_GIVEN REQUEST_. Can you reproduce the listing below, swapping "Full Neural Network" for "Baseline Network" wherever it occurs and changing nothing else?

_ITEMS_.

※ ※ ※

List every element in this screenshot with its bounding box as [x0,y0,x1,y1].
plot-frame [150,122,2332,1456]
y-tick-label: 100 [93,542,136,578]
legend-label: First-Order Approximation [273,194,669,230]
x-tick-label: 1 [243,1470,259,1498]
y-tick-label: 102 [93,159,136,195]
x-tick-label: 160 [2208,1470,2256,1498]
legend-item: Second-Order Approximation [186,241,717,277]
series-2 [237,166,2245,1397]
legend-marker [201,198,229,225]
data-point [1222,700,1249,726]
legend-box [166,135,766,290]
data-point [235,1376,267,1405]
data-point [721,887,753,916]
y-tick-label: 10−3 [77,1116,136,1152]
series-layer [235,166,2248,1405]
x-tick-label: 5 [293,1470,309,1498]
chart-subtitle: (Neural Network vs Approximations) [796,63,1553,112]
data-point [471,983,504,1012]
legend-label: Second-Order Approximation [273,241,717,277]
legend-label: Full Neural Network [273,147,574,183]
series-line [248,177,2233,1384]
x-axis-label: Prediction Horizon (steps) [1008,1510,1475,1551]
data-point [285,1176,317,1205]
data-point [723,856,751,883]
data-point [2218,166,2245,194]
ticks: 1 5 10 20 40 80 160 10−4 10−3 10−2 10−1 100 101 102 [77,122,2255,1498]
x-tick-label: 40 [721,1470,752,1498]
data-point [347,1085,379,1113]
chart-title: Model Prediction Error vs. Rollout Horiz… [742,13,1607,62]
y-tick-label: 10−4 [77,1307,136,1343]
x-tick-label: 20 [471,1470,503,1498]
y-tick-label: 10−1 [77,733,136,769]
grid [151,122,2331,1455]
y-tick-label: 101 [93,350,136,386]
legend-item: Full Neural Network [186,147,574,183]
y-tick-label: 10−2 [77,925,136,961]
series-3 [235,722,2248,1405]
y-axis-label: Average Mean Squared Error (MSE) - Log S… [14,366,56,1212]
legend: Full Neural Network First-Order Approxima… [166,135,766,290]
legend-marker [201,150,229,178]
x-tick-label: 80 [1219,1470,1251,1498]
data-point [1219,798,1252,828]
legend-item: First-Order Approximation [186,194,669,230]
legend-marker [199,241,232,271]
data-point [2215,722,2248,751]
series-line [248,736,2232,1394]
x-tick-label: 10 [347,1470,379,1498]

※ ※ ※

_RESULT OF THE EXERCISE_.
List every element in this screenshot with its bounding box as [x0,y0,x1,y1].
plot-frame [150,122,2332,1456]
y-tick-label: 100 [93,542,136,578]
legend-label: First-Order Approximation [273,194,669,230]
x-tick-label: 1 [243,1470,259,1498]
y-tick-label: 102 [93,159,136,195]
x-tick-label: 160 [2208,1470,2256,1498]
legend-item: Second-Order Approximation [186,241,717,277]
series-2 [237,166,2245,1397]
legend-marker [201,198,229,225]
data-point [1222,700,1249,726]
legend-box [166,135,766,290]
data-point [235,1376,267,1405]
data-point [721,887,753,916]
y-tick-label: 10−3 [77,1116,136,1152]
series-layer [235,166,2248,1405]
x-tick-label: 5 [293,1470,309,1498]
chart-subtitle: (Neural Network vs Approximations) [796,63,1553,112]
data-point [471,983,504,1012]
legend-label: Second-Order Approximation [273,241,717,277]
legend-label: Baseline Network [273,147,574,183]
series-line [248,177,2233,1384]
x-axis-label: Prediction Horizon (steps) [1008,1510,1475,1551]
data-point [285,1176,317,1205]
data-point [723,856,751,883]
data-point [2218,166,2245,194]
ticks: 1 5 10 20 40 80 160 10−4 10−3 10−2 10−1 100 101 102 [77,122,2255,1498]
x-tick-label: 40 [721,1470,752,1498]
data-point [347,1085,379,1113]
chart-title: Model Prediction Error vs. Rollout Horiz… [742,13,1607,62]
y-tick-label: 10−4 [77,1307,136,1343]
x-tick-label: 20 [471,1470,503,1498]
y-tick-label: 10−1 [77,733,136,769]
grid [151,122,2331,1455]
y-tick-label: 101 [93,350,136,386]
legend-item: Baseline Network [186,147,574,183]
y-tick-label: 10−2 [77,925,136,961]
series-3 [235,722,2248,1405]
y-axis-label: Average Mean Squared Error (MSE) - Log S… [14,366,56,1212]
legend: Baseline Network First-Order Approxima… [166,135,766,290]
legend-marker [201,150,229,178]
x-tick-label: 80 [1219,1470,1251,1498]
data-point [1219,798,1252,828]
legend-item: First-Order Approximation [186,194,669,230]
legend-marker [199,241,232,271]
data-point [2215,722,2248,751]
series-line [248,736,2232,1394]
x-tick-label: 10 [347,1470,379,1498]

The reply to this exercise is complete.